Given request: Return the entries verbatim and drop every picture.

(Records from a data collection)
---

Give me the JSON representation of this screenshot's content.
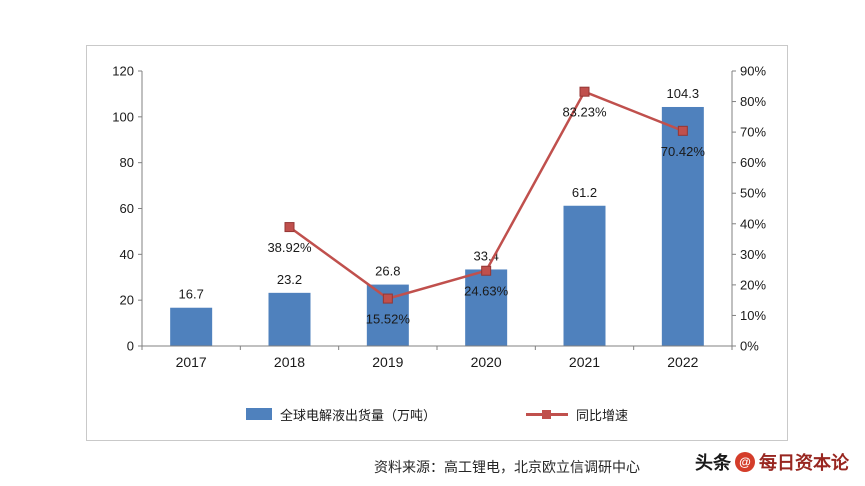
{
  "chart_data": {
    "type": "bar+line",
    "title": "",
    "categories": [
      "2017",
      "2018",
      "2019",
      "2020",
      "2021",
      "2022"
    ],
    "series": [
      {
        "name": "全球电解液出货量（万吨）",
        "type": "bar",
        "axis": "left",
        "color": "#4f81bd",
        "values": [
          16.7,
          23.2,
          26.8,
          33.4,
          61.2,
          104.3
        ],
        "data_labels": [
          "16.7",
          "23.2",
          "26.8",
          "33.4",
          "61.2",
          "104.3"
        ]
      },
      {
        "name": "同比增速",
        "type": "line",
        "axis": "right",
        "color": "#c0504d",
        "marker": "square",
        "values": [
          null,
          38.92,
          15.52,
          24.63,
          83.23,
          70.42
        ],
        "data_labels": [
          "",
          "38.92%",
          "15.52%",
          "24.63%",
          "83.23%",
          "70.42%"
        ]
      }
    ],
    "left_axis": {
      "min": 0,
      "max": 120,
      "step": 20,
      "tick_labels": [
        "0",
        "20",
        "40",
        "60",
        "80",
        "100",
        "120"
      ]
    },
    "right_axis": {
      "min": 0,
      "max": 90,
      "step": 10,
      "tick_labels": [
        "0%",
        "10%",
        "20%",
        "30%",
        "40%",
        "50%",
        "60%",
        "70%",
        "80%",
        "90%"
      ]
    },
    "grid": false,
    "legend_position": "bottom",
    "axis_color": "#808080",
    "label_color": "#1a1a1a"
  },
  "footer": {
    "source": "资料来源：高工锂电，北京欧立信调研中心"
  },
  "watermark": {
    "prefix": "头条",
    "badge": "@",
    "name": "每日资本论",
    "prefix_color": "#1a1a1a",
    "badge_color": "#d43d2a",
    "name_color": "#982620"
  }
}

---

Full solution:
Give me the JSON representation of this screenshot's content.
{
  "chart_data": {
    "type": "bar+line",
    "title": "",
    "categories": [
      "2017",
      "2018",
      "2019",
      "2020",
      "2021",
      "2022"
    ],
    "series": [
      {
        "name": "全球电解液出货量（万吨）",
        "type": "bar",
        "axis": "left",
        "color": "#4f81bd",
        "values": [
          16.7,
          23.2,
          26.8,
          33.4,
          61.2,
          104.3
        ],
        "data_labels": [
          "16.7",
          "23.2",
          "26.8",
          "33.4",
          "61.2",
          "104.3"
        ]
      },
      {
        "name": "同比增速",
        "type": "line",
        "axis": "right",
        "color": "#c0504d",
        "marker": "square",
        "values": [
          null,
          38.92,
          15.52,
          24.63,
          83.23,
          70.42
        ],
        "data_labels": [
          "",
          "38.92%",
          "15.52%",
          "24.63%",
          "83.23%",
          "70.42%"
        ]
      }
    ],
    "left_axis": {
      "min": 0,
      "max": 120,
      "step": 20,
      "tick_labels": [
        "0",
        "20",
        "40",
        "60",
        "80",
        "100",
        "120"
      ]
    },
    "right_axis": {
      "min": 0,
      "max": 90,
      "step": 10,
      "tick_labels": [
        "0%",
        "10%",
        "20%",
        "30%",
        "40%",
        "50%",
        "60%",
        "70%",
        "80%",
        "90%"
      ]
    },
    "grid": false,
    "legend_position": "bottom",
    "axis_color": "#808080",
    "label_color": "#1a1a1a"
  },
  "footer": {
    "source": "资料来源：高工锂电，北京欧立信调研中心"
  },
  "watermark": {
    "prefix": "头条",
    "badge": "@",
    "name": "每日资本论",
    "prefix_color": "#1a1a1a",
    "badge_color": "#d43d2a",
    "name_color": "#982620"
  }
}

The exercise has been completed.